# [Problem]
Pick out and copy every line below that has the word "grid".

**** Data shown ****

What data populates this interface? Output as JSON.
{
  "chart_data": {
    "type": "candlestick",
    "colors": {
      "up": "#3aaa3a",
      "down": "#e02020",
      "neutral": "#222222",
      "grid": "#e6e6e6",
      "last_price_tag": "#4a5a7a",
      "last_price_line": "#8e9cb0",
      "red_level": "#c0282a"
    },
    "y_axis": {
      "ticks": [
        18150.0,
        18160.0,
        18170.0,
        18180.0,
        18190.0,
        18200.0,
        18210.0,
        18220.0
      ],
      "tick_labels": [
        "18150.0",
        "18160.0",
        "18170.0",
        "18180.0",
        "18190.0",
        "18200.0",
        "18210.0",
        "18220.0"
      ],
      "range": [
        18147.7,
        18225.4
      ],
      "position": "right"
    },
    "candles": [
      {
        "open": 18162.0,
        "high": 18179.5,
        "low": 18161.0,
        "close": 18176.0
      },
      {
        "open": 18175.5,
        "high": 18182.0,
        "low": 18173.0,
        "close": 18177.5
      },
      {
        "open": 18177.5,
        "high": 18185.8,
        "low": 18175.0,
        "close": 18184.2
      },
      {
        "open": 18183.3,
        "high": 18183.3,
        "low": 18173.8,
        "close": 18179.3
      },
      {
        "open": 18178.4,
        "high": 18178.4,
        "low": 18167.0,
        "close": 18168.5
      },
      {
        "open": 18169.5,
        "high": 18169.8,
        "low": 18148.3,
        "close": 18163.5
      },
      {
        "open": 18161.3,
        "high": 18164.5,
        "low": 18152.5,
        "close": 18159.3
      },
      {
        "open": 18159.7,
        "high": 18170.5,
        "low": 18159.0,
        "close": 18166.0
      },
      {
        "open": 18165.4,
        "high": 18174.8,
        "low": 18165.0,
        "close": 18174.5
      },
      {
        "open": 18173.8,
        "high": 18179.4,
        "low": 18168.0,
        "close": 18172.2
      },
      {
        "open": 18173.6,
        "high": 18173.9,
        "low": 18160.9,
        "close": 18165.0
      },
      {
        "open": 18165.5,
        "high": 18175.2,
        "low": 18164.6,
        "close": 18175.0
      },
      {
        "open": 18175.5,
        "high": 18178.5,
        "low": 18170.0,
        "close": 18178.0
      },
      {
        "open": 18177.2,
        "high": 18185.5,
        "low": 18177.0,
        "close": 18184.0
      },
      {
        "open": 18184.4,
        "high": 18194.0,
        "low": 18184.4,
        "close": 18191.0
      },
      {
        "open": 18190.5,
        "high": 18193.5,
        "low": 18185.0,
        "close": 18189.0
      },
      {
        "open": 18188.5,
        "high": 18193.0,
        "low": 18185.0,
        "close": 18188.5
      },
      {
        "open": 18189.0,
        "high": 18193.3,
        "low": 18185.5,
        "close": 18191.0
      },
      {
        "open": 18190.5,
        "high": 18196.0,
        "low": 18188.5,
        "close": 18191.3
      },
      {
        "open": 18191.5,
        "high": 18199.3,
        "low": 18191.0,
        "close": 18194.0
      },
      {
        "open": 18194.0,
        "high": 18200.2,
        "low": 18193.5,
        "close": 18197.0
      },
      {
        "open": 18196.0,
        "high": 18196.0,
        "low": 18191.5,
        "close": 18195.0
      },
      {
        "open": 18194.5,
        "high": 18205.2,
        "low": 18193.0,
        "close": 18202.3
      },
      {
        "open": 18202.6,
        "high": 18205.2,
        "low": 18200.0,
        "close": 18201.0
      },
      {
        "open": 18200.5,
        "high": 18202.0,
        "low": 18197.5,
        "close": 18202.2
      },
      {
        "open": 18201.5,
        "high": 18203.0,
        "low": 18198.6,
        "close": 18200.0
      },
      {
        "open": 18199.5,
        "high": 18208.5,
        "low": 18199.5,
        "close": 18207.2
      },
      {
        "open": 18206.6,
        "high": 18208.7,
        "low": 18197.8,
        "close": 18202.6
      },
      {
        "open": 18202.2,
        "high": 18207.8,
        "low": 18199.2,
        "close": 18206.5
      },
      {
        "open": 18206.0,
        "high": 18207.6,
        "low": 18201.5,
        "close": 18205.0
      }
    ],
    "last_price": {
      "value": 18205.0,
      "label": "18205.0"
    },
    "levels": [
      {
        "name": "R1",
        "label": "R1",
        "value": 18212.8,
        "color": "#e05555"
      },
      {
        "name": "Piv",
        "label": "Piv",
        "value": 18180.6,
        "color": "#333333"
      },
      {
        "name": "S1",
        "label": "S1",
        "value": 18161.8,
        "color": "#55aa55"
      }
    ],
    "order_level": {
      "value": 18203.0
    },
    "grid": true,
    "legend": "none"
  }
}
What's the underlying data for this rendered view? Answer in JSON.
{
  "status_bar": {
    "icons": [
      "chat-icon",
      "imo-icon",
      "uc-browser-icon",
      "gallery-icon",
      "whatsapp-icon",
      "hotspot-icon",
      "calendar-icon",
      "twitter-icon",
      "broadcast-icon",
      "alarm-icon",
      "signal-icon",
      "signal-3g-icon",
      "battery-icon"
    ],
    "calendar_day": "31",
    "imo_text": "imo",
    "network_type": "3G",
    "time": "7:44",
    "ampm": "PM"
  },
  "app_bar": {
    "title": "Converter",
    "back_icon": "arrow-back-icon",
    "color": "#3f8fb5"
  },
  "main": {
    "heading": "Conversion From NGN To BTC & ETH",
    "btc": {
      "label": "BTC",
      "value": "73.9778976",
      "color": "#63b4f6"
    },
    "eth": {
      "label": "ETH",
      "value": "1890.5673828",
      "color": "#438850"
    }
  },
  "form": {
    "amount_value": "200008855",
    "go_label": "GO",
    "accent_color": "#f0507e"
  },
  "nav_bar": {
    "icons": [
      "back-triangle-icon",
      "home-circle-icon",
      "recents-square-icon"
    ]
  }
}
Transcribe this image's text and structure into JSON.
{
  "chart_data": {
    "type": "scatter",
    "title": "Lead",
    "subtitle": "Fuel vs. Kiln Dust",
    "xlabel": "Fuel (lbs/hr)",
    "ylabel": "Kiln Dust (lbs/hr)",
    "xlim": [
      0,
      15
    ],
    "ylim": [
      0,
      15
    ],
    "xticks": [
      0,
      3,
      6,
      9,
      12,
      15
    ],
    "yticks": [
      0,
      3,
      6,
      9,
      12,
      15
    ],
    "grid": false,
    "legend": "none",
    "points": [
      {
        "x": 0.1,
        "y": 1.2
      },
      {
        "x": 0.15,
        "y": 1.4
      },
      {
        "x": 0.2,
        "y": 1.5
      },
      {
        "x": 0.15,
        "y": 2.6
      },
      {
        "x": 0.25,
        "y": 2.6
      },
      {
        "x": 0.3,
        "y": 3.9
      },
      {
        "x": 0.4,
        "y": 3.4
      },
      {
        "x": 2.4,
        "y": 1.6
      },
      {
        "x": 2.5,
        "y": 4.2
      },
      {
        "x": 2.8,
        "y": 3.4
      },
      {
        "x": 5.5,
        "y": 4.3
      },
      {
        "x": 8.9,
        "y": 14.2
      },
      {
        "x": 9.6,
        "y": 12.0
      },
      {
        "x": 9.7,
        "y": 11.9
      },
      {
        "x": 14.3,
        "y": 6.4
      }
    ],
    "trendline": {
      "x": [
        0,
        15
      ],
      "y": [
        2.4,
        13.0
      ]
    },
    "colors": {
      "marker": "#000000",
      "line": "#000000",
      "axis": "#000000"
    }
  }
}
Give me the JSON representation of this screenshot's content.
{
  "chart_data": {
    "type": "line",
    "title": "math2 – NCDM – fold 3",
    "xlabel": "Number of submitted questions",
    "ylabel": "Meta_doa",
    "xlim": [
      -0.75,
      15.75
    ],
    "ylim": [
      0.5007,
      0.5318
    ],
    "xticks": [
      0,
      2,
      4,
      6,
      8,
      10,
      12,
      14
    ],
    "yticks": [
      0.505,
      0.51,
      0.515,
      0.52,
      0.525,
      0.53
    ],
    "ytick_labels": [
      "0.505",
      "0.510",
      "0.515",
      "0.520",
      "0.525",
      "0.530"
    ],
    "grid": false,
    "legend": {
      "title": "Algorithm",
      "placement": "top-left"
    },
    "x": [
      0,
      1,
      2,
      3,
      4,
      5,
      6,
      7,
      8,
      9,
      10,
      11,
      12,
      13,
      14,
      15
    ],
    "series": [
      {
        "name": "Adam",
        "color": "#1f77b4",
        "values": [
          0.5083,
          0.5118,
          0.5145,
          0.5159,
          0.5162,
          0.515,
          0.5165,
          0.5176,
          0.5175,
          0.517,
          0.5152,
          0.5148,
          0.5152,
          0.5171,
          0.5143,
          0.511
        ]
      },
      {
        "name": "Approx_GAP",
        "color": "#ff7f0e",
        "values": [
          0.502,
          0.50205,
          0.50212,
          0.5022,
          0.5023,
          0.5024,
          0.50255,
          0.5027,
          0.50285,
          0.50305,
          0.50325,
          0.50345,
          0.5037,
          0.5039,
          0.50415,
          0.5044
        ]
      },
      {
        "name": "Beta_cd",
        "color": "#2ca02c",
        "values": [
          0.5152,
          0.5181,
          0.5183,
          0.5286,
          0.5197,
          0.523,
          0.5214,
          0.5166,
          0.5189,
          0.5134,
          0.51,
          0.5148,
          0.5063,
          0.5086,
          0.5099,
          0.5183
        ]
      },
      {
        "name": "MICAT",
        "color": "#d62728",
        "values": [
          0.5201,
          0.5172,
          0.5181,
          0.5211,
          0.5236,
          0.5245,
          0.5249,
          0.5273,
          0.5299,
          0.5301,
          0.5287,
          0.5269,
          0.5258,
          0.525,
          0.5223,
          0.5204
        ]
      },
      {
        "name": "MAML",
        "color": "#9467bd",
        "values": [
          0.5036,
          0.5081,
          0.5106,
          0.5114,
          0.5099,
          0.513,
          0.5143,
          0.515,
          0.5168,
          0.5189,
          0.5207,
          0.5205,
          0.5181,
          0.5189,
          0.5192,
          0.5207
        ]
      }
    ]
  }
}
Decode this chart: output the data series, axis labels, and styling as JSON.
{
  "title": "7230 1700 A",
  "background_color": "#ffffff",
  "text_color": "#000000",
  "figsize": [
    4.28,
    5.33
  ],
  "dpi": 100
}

****

# [Exercise result]
      "grid": "#e6e6e6",
    "grid": true,
    "grid": false,
    "grid": false,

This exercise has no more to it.